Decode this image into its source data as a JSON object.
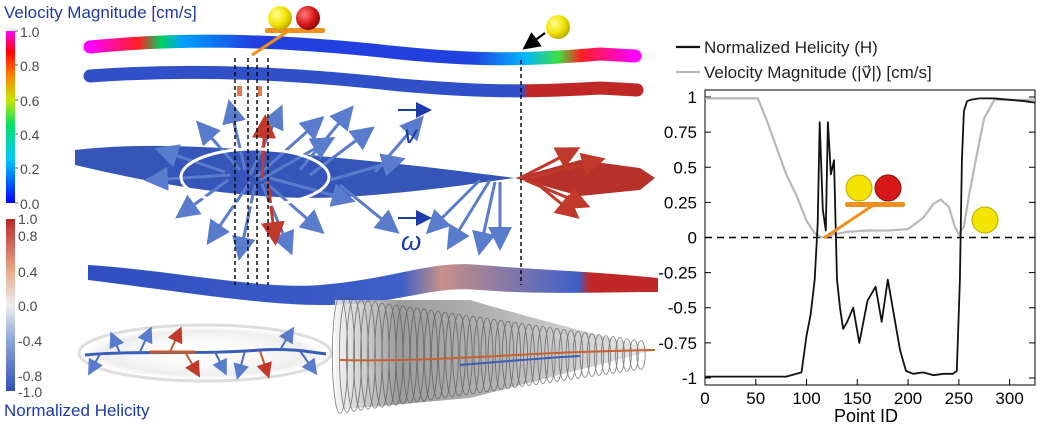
{
  "velocity_colorbar": {
    "title": "Velocity Magnitude [cm/s]",
    "ticks": [
      "1.0",
      "0.8",
      "0.6",
      "0.4",
      "0.2",
      "0.0"
    ]
  },
  "helicity_colorbar": {
    "title": "Normalized Helicity",
    "ticks": [
      "1.0",
      "0.8",
      "0.4",
      "0.0",
      "-0.4",
      "-0.8",
      "-1.0"
    ]
  },
  "field_labels": {
    "velocity_symbol": "v",
    "vorticity_symbol": "ω"
  },
  "colors": {
    "helicity_line": "#111111",
    "velocity_line": "#b8b8b8",
    "vector_blue": "#3b5bbf",
    "vector_red": "#c0392b",
    "label_blue": "#1c3aa8",
    "sphere_yellow": "#f2e300",
    "sphere_red": "#d81818",
    "seesaw_orange": "#f0901c"
  },
  "chart_data": {
    "type": "line",
    "xlabel": "Point ID",
    "ylabel": "",
    "xlim": [
      0,
      325
    ],
    "ylim": [
      -1.05,
      1.05
    ],
    "xticks": [
      0,
      50,
      100,
      150,
      200,
      250,
      300
    ],
    "yticks": [
      1,
      0.75,
      0.5,
      0.25,
      0,
      -0.25,
      -0.5,
      -0.75,
      -1
    ],
    "ytick_labels": [
      "1",
      "0.75",
      "0.5",
      "0.25",
      "0",
      "-0.25",
      "-0.5",
      "-0.75",
      "-1"
    ],
    "legend_position": "top",
    "reference_line": {
      "y": 0,
      "style": "dashed"
    },
    "series": [
      {
        "name": "Normalized Helicity (H)",
        "x": [
          0,
          40,
          80,
          95,
          100,
          104,
          108,
          111,
          113,
          116,
          119,
          121,
          124,
          127,
          130,
          133,
          136,
          140,
          146,
          152,
          160,
          168,
          174,
          180,
          186,
          192,
          198,
          205,
          215,
          225,
          235,
          244,
          248,
          251,
          253,
          255,
          258,
          262,
          270,
          285,
          300,
          315,
          325
        ],
        "y": [
          -0.99,
          -0.99,
          -0.99,
          -0.96,
          -0.7,
          -0.55,
          -0.3,
          0.1,
          0.82,
          0.2,
          0.05,
          0.82,
          0.45,
          0.55,
          -0.3,
          -0.5,
          -0.65,
          -0.6,
          -0.5,
          -0.75,
          -0.45,
          -0.35,
          -0.6,
          -0.3,
          -0.55,
          -0.8,
          -0.95,
          -0.97,
          -0.96,
          -0.98,
          -0.97,
          -0.97,
          -0.95,
          -0.3,
          0.55,
          0.9,
          0.97,
          0.98,
          0.99,
          0.99,
          0.98,
          0.97,
          0.96
        ]
      },
      {
        "name": "Velocity Magnitude (|v⃗|) [cm/s]",
        "x": [
          0,
          20,
          40,
          52,
          60,
          70,
          80,
          90,
          100,
          108,
          115,
          125,
          140,
          160,
          180,
          200,
          215,
          225,
          232,
          240,
          246,
          250,
          255,
          260,
          268,
          275,
          285,
          300,
          325
        ],
        "y": [
          0.99,
          0.99,
          0.99,
          0.99,
          0.85,
          0.65,
          0.45,
          0.3,
          0.12,
          0.03,
          0.0,
          0.02,
          0.04,
          0.05,
          0.05,
          0.06,
          0.14,
          0.24,
          0.27,
          0.22,
          0.08,
          0.02,
          0.08,
          0.3,
          0.6,
          0.85,
          0.98,
          0.98,
          0.98
        ]
      }
    ]
  }
}
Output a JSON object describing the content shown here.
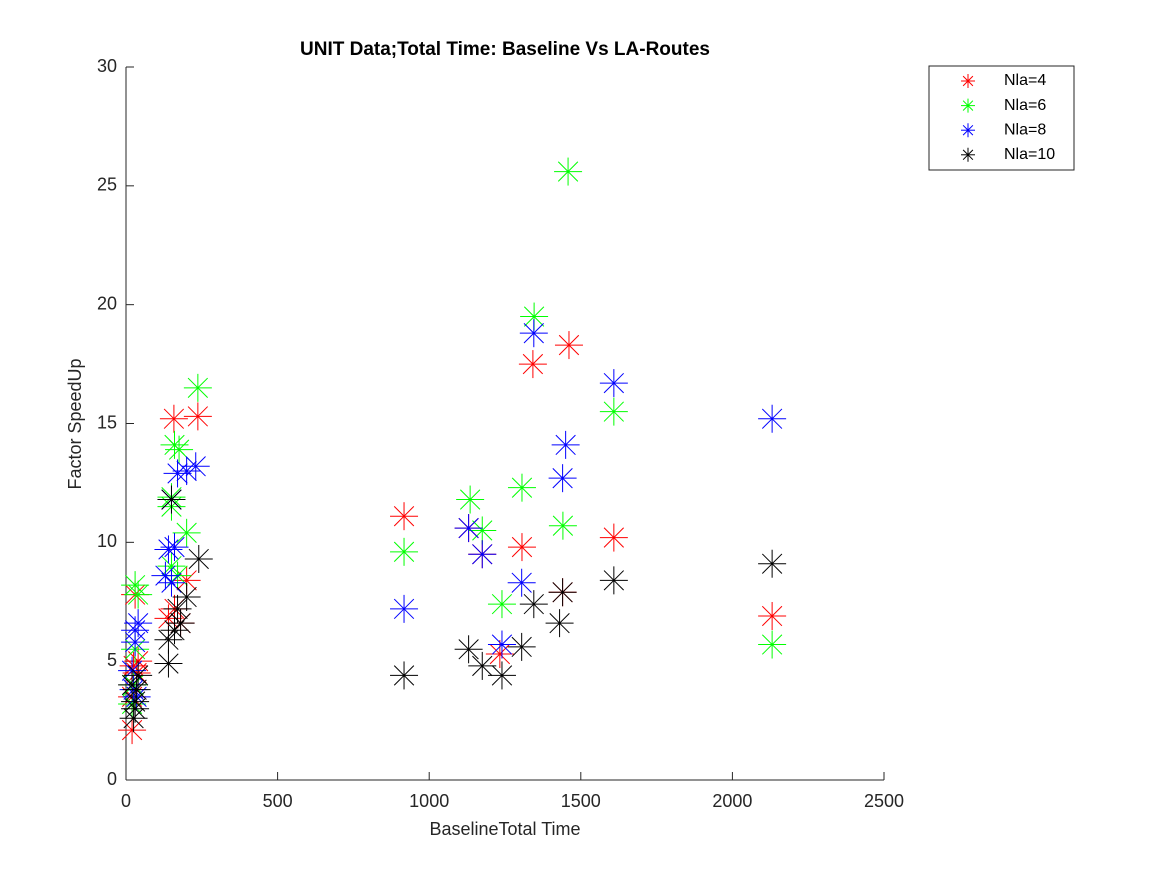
{
  "chart_data": {
    "type": "scatter",
    "title": "UNIT Data;Total Time: Baseline Vs LA-Routes",
    "x_label": "BaselineTotal Time",
    "y_label": "Factor SpeedUp",
    "xlim": [
      0,
      2500
    ],
    "xticks": [
      0,
      500,
      1000,
      1500,
      2000,
      2500
    ],
    "ylim": [
      0,
      30
    ],
    "yticks": [
      0,
      5,
      10,
      15,
      20,
      25,
      30
    ],
    "legend": "northeast",
    "series": [
      {
        "name": "Nla=4",
        "color": "#ff0000",
        "x": [
          917,
          1130,
          1175,
          1233,
          1306,
          1342,
          1461,
          1440,
          1609,
          2131,
          158,
          237,
          30,
          20,
          25,
          35,
          160,
          180,
          200,
          140,
          20,
          40
        ],
        "y": [
          11.1,
          10.6,
          9.5,
          5.3,
          9.8,
          17.5,
          18.3,
          7.9,
          10.2,
          6.9,
          15.2,
          15.3,
          7.8,
          2.1,
          4.8,
          4.5,
          7.2,
          6.6,
          8.4,
          6.8,
          3.5,
          5.0
        ]
      },
      {
        "name": "Nla=6",
        "color": "#00ff00",
        "x": [
          1458,
          1346,
          1609,
          1306,
          1135,
          1175,
          917,
          1240,
          1441,
          2131,
          237,
          160,
          175,
          150,
          150,
          200,
          30,
          40,
          20,
          30,
          150,
          170,
          25
        ],
        "y": [
          25.6,
          19.5,
          15.5,
          12.3,
          11.8,
          10.5,
          9.6,
          7.4,
          10.7,
          5.7,
          16.5,
          14.1,
          13.9,
          11.9,
          11.5,
          10.4,
          8.2,
          7.8,
          3.2,
          5.5,
          9.0,
          8.6,
          4.0
        ]
      },
      {
        "name": "Nla=8",
        "color": "#0000ff",
        "x": [
          2131,
          1609,
          1345,
          1450,
          1440,
          1130,
          1175,
          1305,
          917,
          1240,
          230,
          200,
          170,
          150,
          140,
          160,
          130,
          150,
          40,
          30,
          25,
          30,
          20,
          35
        ],
        "y": [
          15.2,
          16.7,
          18.8,
          14.1,
          12.7,
          10.6,
          9.5,
          8.3,
          7.2,
          5.7,
          13.2,
          13.0,
          12.9,
          11.8,
          9.7,
          9.8,
          8.6,
          8.3,
          6.6,
          6.3,
          3.8,
          5.8,
          4.6,
          3.5
        ]
      },
      {
        "name": "Nla=10",
        "color": "#000000",
        "x": [
          2131,
          1609,
          1440,
          1430,
          1345,
          1305,
          1240,
          1175,
          1130,
          917,
          150,
          240,
          200,
          170,
          160,
          140,
          140,
          180,
          25,
          30,
          20,
          35,
          40,
          30
        ],
        "y": [
          9.1,
          8.4,
          7.9,
          6.6,
          7.4,
          5.6,
          4.4,
          4.8,
          5.5,
          4.4,
          11.8,
          9.3,
          7.7,
          7.2,
          6.3,
          5.9,
          4.9,
          6.6,
          2.6,
          3.0,
          4.0,
          3.8,
          4.4,
          3.3
        ]
      }
    ]
  }
}
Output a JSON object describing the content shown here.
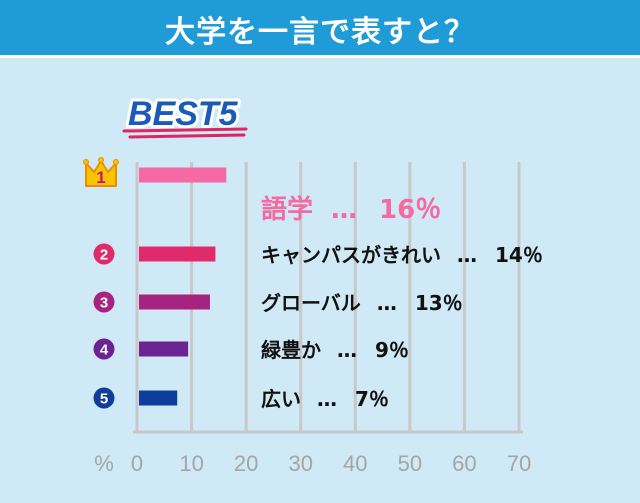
{
  "header": {
    "title": "大学を一言で表すと？"
  },
  "badge": {
    "text": "BEST5"
  },
  "colors": {
    "header_bg": "#1f9bd7",
    "bg": "#cfe9f6",
    "axis": "#c8c8c8",
    "tick_label": "#a5a5a5"
  },
  "chart_data": {
    "type": "bar",
    "orientation": "horizontal",
    "title": "",
    "xlabel": "%",
    "ylabel": "",
    "xlim": [
      0,
      70
    ],
    "x_ticks": [
      0,
      10,
      20,
      30,
      40,
      50,
      60,
      70
    ],
    "grid": true,
    "items": [
      {
        "rank": "1",
        "category": "語学",
        "value": 16,
        "value_label": "16％",
        "color": "#f569a5",
        "text_color": "#f569a5"
      },
      {
        "rank": "2",
        "category": "キャンパスがきれい",
        "value": 14,
        "value_label": "14％",
        "color": "#e02a69",
        "text_color": "#111111"
      },
      {
        "rank": "3",
        "category": "グローバル",
        "value": 13,
        "value_label": "13％",
        "color": "#a6237f",
        "text_color": "#111111"
      },
      {
        "rank": "4",
        "category": "緑豊か",
        "value": 9,
        "value_label": "9％",
        "color": "#6a2390",
        "text_color": "#111111"
      },
      {
        "rank": "5",
        "category": "広い",
        "value": 7,
        "value_label": "7％",
        "color": "#0f3d9b",
        "text_color": "#111111"
      }
    ],
    "separator": "…"
  }
}
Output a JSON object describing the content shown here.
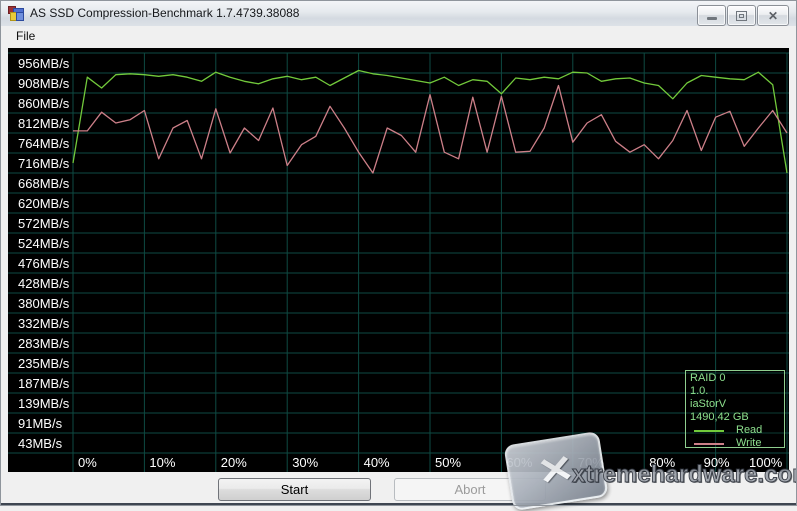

________

◆ PROMPT: Identify and list each line with the word "title".

◆ SOLUTION BELOW:
    "title": "Velocity Magnitude [cm/s]",
    "title": "Normalized Helicity",
    "title": "UNIT Data;Total Time: Baseline Vs LA-Routes",
    "title": "大学を一言で表すと？"
    "title": "",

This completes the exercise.